— START OF Record list —

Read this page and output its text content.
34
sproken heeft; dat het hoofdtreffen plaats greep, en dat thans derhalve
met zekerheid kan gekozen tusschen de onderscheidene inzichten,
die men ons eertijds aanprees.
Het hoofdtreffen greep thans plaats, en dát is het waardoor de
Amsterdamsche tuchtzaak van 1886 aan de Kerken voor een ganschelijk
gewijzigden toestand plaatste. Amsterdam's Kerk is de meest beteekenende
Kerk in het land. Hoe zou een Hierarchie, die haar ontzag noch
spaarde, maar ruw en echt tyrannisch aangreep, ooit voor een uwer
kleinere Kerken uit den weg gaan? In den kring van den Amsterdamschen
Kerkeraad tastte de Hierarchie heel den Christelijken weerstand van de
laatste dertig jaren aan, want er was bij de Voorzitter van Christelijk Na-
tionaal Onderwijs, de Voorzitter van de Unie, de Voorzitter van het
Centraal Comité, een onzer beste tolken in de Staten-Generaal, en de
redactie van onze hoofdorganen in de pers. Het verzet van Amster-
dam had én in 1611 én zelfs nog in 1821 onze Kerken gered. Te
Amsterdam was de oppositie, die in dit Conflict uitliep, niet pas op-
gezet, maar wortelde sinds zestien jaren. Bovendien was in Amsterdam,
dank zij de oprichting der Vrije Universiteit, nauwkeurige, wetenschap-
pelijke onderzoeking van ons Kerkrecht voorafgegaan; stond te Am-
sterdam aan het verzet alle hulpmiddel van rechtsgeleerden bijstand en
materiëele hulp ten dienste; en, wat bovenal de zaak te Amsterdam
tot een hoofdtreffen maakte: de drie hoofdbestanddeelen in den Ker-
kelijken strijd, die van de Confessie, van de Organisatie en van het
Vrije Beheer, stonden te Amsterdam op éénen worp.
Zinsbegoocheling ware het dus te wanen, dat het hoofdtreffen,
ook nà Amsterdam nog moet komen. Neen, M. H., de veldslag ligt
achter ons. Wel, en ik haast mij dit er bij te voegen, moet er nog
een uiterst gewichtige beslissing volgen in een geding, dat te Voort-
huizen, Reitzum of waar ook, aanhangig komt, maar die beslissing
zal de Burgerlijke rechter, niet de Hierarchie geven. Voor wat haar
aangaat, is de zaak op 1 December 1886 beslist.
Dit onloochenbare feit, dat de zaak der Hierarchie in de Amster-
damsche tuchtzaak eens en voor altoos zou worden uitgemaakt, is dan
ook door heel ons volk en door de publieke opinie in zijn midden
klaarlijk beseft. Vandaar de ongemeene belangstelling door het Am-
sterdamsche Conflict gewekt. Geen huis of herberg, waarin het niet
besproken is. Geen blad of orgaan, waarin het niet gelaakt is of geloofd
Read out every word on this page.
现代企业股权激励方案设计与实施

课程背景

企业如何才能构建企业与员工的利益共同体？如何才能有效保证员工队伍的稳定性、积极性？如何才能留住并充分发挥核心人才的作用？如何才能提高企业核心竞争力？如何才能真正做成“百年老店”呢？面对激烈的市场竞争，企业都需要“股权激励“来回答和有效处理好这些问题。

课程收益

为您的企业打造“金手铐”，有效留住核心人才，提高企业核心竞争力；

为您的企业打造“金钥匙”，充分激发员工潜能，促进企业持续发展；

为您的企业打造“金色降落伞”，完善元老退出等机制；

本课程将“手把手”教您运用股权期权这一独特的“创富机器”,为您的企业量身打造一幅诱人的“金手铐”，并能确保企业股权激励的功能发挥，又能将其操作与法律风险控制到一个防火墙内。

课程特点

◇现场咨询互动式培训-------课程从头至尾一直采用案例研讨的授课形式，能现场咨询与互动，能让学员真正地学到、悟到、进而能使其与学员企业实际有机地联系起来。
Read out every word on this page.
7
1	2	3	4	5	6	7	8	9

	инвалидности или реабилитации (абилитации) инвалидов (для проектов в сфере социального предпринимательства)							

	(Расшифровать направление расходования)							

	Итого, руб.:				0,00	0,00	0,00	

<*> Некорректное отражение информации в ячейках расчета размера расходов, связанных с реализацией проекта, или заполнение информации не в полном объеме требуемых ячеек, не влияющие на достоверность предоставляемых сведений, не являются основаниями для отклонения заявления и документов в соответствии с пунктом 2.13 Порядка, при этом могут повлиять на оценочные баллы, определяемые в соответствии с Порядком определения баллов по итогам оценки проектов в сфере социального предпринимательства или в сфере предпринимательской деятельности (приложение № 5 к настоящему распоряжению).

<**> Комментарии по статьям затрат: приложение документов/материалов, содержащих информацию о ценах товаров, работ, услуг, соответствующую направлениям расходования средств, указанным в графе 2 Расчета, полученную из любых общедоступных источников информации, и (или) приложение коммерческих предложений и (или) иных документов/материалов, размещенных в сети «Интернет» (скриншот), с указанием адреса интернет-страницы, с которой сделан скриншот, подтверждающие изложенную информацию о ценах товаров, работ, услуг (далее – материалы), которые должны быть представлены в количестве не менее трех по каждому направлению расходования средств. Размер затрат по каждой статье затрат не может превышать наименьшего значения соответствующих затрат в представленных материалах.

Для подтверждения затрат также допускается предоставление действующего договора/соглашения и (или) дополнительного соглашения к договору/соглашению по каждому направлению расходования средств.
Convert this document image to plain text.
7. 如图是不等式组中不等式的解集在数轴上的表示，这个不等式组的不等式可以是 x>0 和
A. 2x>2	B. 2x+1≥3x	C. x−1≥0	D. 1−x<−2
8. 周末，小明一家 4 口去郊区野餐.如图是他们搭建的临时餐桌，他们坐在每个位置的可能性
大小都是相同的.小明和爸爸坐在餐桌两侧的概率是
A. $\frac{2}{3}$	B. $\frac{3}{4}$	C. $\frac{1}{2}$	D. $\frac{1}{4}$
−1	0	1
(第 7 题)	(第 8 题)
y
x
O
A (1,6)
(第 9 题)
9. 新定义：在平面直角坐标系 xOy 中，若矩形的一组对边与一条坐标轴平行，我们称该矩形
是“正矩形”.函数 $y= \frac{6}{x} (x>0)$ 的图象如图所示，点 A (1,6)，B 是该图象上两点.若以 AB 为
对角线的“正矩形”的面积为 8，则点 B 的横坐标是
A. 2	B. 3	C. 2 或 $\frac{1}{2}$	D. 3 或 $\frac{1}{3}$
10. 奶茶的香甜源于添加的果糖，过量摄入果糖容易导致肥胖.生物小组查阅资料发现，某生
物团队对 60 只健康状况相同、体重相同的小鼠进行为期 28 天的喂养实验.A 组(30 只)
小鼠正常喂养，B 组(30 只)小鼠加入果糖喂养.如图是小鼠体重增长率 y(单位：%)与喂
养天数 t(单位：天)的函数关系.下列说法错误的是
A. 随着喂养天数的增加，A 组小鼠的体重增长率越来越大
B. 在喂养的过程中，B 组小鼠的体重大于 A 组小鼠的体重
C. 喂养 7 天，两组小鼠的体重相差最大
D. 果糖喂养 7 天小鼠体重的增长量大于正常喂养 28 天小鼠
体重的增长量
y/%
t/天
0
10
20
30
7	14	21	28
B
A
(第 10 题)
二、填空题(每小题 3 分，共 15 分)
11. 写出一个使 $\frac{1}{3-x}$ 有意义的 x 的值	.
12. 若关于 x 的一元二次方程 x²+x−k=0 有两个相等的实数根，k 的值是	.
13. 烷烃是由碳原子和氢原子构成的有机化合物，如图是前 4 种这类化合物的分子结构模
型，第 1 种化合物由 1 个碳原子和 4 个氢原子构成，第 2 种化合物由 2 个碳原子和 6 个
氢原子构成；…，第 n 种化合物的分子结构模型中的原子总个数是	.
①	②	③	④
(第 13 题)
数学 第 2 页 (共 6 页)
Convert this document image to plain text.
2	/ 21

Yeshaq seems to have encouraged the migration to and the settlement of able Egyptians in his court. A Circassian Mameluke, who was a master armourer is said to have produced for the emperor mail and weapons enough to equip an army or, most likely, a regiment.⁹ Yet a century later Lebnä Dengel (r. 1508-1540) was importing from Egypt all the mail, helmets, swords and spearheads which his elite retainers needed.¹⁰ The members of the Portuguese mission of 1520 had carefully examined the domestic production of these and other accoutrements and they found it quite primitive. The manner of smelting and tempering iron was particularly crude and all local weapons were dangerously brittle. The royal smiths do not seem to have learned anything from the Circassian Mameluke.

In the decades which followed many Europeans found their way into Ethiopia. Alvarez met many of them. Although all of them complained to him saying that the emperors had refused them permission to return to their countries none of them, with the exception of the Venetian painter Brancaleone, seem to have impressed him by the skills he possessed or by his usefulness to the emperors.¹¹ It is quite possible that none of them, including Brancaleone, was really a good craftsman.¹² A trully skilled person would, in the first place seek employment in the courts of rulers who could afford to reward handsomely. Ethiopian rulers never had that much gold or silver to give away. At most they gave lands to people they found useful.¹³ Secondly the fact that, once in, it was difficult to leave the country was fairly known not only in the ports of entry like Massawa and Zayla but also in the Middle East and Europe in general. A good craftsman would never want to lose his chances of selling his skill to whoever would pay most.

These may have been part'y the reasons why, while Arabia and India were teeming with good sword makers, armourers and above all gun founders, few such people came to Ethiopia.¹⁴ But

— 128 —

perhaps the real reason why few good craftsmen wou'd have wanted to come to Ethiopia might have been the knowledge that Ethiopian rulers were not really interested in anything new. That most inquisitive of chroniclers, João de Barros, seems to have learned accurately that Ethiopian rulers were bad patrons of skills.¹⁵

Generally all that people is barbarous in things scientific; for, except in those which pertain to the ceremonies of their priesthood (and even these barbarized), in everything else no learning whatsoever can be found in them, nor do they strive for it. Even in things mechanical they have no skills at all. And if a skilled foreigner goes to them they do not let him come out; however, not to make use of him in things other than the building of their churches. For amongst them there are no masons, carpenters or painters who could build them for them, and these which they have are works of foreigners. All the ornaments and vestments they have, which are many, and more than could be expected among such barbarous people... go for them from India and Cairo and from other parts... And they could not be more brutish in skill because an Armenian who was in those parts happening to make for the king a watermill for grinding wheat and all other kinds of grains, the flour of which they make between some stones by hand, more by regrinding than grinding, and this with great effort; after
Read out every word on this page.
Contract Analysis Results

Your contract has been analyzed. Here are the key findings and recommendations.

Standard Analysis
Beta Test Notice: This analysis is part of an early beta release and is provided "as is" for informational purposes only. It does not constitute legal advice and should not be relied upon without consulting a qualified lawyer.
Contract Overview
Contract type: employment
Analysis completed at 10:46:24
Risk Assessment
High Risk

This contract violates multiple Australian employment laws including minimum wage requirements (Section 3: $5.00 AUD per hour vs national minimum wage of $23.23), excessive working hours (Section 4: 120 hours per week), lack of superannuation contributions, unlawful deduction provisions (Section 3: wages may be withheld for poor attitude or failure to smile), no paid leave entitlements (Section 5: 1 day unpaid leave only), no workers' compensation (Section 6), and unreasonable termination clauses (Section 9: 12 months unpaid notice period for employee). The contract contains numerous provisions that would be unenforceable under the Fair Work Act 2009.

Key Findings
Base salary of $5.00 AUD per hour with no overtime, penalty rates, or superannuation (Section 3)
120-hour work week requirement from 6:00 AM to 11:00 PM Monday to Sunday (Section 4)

— END OF Record list —

Work to be completed
Gather each line of the records holding the string "tuchtzaak".

Solved exercise
Amsterdamsche tuchtzaak van 1886 aan de Kerken voor een ganschelijk
damsche tuchtzaak eens en voor altoos zou worden uitgemaakt, is dan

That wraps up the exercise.